**YOUR OBJECTIVE**
Reproduce exactly, with no other output, every line of the data below from the line containing "What's the underlying" to the end, inclusive.

**MATERIAL FOR THIS EXERCISE**
------
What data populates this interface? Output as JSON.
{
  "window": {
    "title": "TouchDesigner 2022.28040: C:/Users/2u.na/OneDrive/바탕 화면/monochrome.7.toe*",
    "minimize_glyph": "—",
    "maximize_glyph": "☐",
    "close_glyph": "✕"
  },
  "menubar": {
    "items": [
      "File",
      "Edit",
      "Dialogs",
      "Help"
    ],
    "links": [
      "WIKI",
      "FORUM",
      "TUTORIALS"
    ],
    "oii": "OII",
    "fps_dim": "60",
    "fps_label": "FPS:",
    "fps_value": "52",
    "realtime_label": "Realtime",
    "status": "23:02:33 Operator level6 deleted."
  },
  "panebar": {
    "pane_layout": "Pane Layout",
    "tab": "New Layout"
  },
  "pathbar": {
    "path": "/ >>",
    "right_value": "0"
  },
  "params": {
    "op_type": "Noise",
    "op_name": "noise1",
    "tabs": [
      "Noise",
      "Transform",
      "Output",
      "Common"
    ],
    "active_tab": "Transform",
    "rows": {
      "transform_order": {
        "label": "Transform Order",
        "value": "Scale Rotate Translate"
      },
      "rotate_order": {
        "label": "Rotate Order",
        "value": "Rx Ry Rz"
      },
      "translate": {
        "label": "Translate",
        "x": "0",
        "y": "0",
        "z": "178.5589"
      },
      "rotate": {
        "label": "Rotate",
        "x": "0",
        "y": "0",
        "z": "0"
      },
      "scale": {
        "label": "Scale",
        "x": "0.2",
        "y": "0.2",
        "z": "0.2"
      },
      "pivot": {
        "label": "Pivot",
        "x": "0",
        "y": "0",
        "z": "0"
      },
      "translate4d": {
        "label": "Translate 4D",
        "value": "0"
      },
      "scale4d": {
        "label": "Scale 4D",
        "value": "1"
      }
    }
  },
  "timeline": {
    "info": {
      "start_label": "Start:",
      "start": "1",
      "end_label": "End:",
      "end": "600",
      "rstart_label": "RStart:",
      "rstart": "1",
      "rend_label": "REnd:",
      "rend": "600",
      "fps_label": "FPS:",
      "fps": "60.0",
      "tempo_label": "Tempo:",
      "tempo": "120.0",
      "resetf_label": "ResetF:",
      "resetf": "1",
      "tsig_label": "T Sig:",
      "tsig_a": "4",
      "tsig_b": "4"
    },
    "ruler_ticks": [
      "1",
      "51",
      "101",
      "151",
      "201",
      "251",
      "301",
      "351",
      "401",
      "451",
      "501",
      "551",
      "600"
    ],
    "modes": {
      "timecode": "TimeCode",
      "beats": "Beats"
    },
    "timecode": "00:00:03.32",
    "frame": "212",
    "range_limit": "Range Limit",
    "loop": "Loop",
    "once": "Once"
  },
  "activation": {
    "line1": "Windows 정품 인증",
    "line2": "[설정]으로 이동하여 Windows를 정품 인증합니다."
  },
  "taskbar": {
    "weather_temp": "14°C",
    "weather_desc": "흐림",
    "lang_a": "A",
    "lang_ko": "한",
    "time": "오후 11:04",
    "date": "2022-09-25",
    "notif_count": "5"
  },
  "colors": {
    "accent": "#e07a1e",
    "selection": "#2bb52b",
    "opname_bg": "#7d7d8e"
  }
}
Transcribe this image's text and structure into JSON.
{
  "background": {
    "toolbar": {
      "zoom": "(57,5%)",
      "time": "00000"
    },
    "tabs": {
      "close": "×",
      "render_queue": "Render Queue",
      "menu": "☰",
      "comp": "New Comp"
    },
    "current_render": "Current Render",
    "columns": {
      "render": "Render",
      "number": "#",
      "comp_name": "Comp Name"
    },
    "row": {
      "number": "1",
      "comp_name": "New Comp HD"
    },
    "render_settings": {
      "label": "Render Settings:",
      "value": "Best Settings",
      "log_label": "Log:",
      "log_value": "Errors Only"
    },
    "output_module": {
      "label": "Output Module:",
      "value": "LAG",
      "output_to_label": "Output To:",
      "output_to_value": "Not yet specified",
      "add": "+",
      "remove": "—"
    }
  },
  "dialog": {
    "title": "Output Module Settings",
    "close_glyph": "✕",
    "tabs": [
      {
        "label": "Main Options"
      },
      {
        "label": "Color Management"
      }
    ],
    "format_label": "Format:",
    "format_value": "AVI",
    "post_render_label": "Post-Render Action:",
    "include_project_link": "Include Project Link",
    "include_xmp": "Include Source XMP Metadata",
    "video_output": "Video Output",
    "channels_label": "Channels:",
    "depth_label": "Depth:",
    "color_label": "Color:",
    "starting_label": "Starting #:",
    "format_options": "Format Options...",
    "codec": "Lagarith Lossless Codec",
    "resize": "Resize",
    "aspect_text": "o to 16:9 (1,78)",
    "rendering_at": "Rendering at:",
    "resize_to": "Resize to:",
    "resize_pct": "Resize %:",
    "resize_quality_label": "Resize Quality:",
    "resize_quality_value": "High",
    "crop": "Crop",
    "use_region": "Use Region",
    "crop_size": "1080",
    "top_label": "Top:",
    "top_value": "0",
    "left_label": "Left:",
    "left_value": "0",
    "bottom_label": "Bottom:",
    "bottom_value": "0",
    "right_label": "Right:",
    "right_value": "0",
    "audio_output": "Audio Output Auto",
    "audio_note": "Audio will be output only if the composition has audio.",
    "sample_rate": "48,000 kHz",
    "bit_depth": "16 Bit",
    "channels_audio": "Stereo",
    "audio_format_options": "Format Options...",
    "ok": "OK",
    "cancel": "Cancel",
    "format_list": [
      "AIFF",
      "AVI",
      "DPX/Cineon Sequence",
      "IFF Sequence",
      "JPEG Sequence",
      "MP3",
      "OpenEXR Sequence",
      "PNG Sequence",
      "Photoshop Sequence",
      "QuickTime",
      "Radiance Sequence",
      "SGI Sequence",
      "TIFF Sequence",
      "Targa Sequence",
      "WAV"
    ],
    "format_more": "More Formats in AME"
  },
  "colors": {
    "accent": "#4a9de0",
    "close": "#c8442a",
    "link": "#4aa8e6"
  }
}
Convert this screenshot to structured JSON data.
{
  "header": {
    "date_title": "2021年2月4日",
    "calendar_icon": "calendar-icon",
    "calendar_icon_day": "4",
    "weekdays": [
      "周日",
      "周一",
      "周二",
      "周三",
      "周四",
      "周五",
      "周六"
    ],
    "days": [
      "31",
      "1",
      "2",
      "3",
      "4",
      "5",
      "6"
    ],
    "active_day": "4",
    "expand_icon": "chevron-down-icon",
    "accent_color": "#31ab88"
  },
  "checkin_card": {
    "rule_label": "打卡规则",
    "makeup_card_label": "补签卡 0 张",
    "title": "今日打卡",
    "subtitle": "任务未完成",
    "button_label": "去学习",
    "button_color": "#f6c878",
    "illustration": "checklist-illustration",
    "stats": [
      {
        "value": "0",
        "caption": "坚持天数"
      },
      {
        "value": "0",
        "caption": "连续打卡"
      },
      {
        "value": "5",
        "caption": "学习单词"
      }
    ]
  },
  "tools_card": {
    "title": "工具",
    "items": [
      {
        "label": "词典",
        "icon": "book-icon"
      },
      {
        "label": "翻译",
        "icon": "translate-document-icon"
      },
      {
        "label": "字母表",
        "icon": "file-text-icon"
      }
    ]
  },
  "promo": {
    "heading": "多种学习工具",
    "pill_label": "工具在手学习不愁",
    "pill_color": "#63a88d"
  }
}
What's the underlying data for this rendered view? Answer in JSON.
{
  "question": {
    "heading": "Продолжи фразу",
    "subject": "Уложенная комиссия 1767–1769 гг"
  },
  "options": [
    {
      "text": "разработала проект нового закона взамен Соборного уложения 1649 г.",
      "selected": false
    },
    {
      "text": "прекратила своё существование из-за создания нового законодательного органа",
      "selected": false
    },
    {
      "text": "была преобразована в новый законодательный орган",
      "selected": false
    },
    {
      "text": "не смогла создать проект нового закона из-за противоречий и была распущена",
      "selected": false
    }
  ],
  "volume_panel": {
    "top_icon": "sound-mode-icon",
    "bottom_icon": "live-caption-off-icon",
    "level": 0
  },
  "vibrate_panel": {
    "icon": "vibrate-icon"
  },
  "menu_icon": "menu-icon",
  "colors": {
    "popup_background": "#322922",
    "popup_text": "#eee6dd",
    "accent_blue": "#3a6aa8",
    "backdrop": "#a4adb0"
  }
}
------
**EXERCISE OUTPUT**
What's the underlying data for this rendered view? Answer in JSON.
{
  "question": {
    "heading": "Продолжи фразу",
    "subject": "Уложенная комиссия 1767–1769 гг"
  },
  "options": [
    {
      "text": "разработала проект нового закона взамен Соборного уложения 1649 г.",
      "selected": false
    },
    {
      "text": "прекратила своё существование из-за создания нового законодательного органа",
      "selected": false
    },
    {
      "text": "была преобразована в новый законодательный орган",
      "selected": false
    },
    {
      "text": "не смогла создать проект нового закона из-за противоречий и была распущена",
      "selected": false
    }
  ],
  "volume_panel": {
    "top_icon": "sound-mode-icon",
    "bottom_icon": "live-caption-off-icon",
    "level": 0
  },
  "vibrate_panel": {
    "icon": "vibrate-icon"
  },
  "menu_icon": "menu-icon",
  "colors": {
    "popup_background": "#322922",
    "popup_text": "#eee6dd",
    "accent_blue": "#3a6aa8",
    "backdrop": "#a4adb0"
  }
}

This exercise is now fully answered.